━━ RECORDED DATA ━━

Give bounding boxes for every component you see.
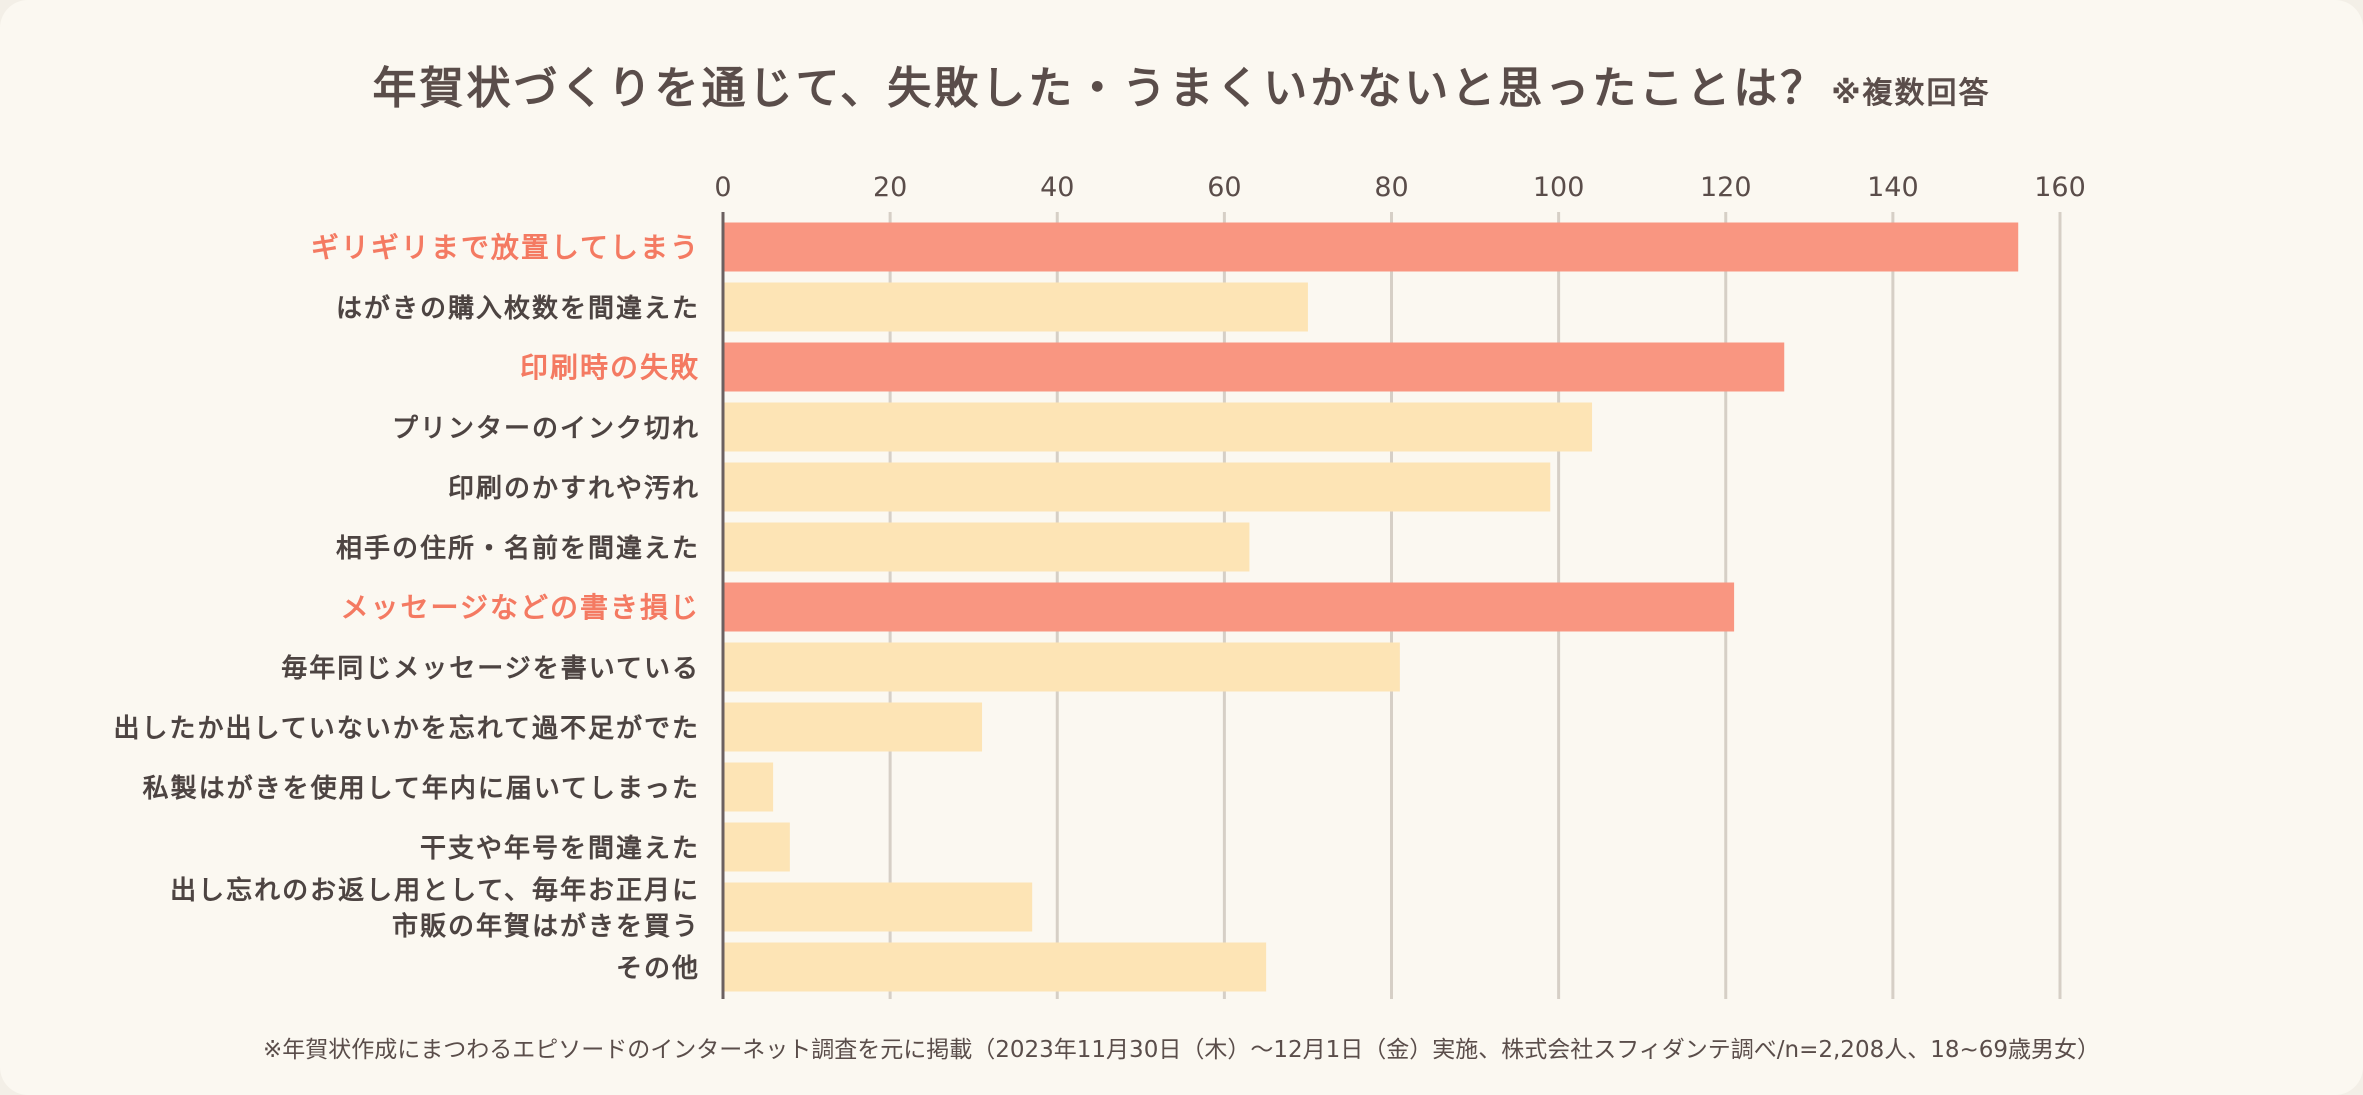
bar [723, 642, 1400, 692]
bar [723, 462, 1551, 512]
category-label: 出したか出していないかを忘れて過不足がでた [114, 713, 700, 744]
category-label: はがきの購入枚数を間違えた [336, 293, 700, 324]
category-label: 印刷時の失敗 [520, 351, 700, 384]
bar [723, 342, 1785, 392]
category-label: その他 [616, 954, 700, 984]
x-tick-label: 40 [1040, 172, 1074, 203]
category-label: メッセージなどの書き損じ [341, 591, 700, 624]
category-label: 私製はがきを使用して年内に届いてしまった [143, 773, 700, 804]
category-label: プリンターのインク切れ [392, 414, 700, 444]
bar [723, 582, 1735, 632]
footnote: ※年賀状作成にまつわるエピソードのインターネット調査を元に掲載（2023年11月… [262, 1037, 2101, 1063]
category-label: 出し忘れのお返し用として、毎年お正月に [170, 875, 700, 906]
bar [723, 882, 1033, 932]
bar [723, 402, 1593, 452]
chart-title: 年賀状づくりを通じて、失敗した・うまくいかないと思ったことは？ ※複数回答 [0, 52, 2363, 116]
x-tick-label: 20 [873, 172, 907, 203]
category-label: 毎年同じメッセージを書いている [281, 653, 700, 684]
category-label: 印刷のかすれや汚れ [448, 474, 700, 504]
bar [723, 522, 1250, 572]
x-tick-label: 60 [1207, 172, 1241, 203]
x-tick-label: 160 [2034, 172, 2086, 203]
x-tick-label: 140 [1867, 172, 1919, 203]
bar [723, 702, 983, 752]
bar [723, 282, 1308, 332]
title-note: ※複数回答 [1831, 76, 1991, 111]
x-tick-label: 120 [1700, 172, 1752, 203]
bar [723, 762, 774, 812]
title-main: 年賀状づくりを通じて、失敗した・うまくいかないと思ったことは？ [372, 63, 1828, 114]
bar [723, 822, 790, 872]
category-label: 相手の住所・名前を間違えた [336, 533, 700, 564]
category-label: 市販の年賀はがきを買う [392, 911, 700, 942]
bar [723, 942, 1267, 992]
x-tick-label: 80 [1374, 172, 1408, 203]
category-label: ギリギリまで放置してしまう [311, 231, 700, 264]
x-tick-label: 0 [714, 172, 731, 203]
bar [723, 222, 2019, 272]
category-label: 干支や年号を間違えた [420, 833, 700, 864]
x-tick-label: 100 [1533, 172, 1585, 203]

━━━

### EXERCISE DESCRIPTION:
Pull out every line of the material from the one containing "bar [723, 642, 1400, 692]" down to the one containing "category-label: 私製はがきを使用して年内に届いてしまった [143, 773, 700, 804]", and reproduce those lines word for word.

### EXERCISE RESULT:
bar [723, 642, 1400, 692]
bar [723, 462, 1551, 512]
category-label: 出したか出していないかを忘れて過不足がでた [114, 713, 700, 744]
category-label: はがきの購入枚数を間違えた [336, 293, 700, 324]
category-label: 印刷時の失敗 [520, 351, 700, 384]
bar [723, 342, 1785, 392]
category-label: その他 [616, 954, 700, 984]
x-tick-label: 40 [1040, 172, 1074, 203]
category-label: メッセージなどの書き損じ [341, 591, 700, 624]
category-label: 私製はがきを使用して年内に届いてしまった [143, 773, 700, 804]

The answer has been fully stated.